*Brief A*
List every phrase that appears inside quotation marks in the blog comment exchange below.
*Brief B*
From the blog comment exchange below, print the part that opens with the words containing "When you write" and closes with "people write blogs.".

*Source document*
    I find your writing interesting, and pretty “Right On” with regard to AWAI. The post that eventually led me here was a response to Mahesh, which I found very well thought out, highly instructive, (being “right on the nail’s head”), and nicely written out. I read every word of that AWAI post.
    Now, I am curious as to why you chose to write about Heart Failure, and what your researched sources were, may I ask? (I ‘m sorry to admit that I did not read “Every” word of this post, I didn’t find it nearly as readable as the AWAI post…Perhaps, that shows growth in your writing/readability since the AWAI post is more lately. Anyway, I once had a writing professor who emphasized that, “Every Writer Needs A Reader”, and preferably one who gives helpful feedback….

    Regards,
    Mara J.F. Rose-Morales

    1. Mara, thank you so much for the honest feedback. I really appreciate it.

      My sources are hyperlinked within the blog. These days, people include sources in the body of the blog rather than at the end. In the first paragraph, I wrote “According to the British Medical Bulletin,” which is hyperlinked. Please follow the link and read it for yourself. All sources for definitions or any other sources based on research are all hyperlinked within the body of the blog.

      When you write blogs, you will find you have to define terms. Some of those terms are lengthy to define, so as not to take away from the blog, I hyperlink terms I know people will not understand. Please take the time to follow the link to my sources. Please keep in mind I’m staying current based on how people write blogs.

      In college, our professors instructed us to write the references at the end, but today, clients want references in the body of the blog. IMO, it’s an easier way to prove the content than scrolling down to the bottom each time someone cites a reference point. Please look for the hyperlinks in orange, and you will understand the usage of each one within the blog.

      Thanks again for your honest feedback.

      Anne El Bey.

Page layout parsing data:
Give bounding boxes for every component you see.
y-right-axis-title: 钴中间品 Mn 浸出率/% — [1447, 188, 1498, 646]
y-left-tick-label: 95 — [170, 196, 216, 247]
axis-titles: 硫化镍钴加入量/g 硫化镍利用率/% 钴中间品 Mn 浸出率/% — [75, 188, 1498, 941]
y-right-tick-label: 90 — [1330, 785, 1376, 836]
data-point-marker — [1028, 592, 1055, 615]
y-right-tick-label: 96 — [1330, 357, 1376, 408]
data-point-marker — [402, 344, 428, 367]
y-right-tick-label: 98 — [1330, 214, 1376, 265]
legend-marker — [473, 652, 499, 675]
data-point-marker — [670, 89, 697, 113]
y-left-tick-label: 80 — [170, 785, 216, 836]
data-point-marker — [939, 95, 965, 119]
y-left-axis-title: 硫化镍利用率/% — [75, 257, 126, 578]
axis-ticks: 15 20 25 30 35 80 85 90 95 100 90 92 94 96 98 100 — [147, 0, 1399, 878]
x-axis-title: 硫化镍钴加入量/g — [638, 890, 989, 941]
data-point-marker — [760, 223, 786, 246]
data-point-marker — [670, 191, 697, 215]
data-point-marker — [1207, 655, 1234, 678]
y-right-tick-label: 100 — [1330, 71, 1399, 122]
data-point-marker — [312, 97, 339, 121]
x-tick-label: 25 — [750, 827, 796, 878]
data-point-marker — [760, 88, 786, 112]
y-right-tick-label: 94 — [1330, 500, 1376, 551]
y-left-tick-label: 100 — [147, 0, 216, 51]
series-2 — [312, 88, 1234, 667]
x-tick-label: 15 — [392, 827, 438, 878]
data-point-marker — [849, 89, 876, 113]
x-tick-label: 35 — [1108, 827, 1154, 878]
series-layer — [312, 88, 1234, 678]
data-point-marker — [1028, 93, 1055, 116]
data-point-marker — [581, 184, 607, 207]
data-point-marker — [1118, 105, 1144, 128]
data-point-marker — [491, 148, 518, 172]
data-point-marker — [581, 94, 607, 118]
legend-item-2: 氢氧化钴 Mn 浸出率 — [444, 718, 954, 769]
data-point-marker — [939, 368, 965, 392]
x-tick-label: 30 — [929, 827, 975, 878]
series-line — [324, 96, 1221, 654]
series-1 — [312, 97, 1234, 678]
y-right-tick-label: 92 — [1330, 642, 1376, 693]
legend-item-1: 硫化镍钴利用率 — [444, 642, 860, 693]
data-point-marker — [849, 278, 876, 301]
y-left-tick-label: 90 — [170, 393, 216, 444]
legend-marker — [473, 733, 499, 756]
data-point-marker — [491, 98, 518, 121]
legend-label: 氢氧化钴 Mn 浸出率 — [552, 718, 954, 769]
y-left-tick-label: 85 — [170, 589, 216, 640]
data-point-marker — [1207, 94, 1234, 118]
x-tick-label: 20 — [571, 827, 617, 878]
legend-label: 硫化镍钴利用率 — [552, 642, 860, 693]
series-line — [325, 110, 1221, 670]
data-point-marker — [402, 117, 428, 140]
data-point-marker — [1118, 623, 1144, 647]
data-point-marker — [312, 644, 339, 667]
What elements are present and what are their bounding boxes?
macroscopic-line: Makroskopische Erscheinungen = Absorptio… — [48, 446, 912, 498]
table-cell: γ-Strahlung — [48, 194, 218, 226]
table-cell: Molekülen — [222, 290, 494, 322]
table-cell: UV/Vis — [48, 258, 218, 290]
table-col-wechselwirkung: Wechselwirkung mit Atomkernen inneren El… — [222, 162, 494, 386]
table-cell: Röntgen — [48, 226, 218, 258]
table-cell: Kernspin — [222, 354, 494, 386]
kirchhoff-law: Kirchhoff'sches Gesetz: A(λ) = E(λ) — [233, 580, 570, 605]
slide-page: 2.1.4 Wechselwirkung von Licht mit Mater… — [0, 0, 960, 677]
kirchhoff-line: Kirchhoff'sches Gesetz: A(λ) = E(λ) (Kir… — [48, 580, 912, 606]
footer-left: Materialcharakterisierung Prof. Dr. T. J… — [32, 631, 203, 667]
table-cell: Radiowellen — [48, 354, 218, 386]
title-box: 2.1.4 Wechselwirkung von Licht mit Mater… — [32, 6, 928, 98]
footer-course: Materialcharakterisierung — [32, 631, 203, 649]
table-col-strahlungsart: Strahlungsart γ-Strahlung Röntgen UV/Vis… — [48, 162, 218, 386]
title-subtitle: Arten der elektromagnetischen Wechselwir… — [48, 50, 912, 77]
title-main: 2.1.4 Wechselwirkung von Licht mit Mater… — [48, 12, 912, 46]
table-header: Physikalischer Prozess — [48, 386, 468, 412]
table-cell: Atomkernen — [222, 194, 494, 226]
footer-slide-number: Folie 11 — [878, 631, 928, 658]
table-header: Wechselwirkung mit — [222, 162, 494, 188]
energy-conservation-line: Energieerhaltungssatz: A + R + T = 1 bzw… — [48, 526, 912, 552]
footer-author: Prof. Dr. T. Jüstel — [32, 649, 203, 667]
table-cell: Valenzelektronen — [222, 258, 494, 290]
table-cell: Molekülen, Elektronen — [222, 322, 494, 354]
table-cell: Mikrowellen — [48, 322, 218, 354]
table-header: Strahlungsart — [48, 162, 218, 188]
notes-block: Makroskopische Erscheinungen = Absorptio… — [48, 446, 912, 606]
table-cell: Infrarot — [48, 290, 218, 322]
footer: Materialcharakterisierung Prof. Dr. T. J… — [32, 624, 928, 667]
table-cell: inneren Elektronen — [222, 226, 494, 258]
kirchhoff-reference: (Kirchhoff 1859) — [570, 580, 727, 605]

*Answer section A*
- Right On
- right on the nail’s head
- Every
- Every Writer Needs A Reader
- According to the British Medical Bulletin,

*Answer section B*
When you write blogs, you will find you have to define terms. Some of those terms are lengthy to define, so as not to take away from the blog, I hyperlink terms I know people will not understand. Please take the time to follow the link to my sources. Please keep in mind I’m staying current based on how people write blogs.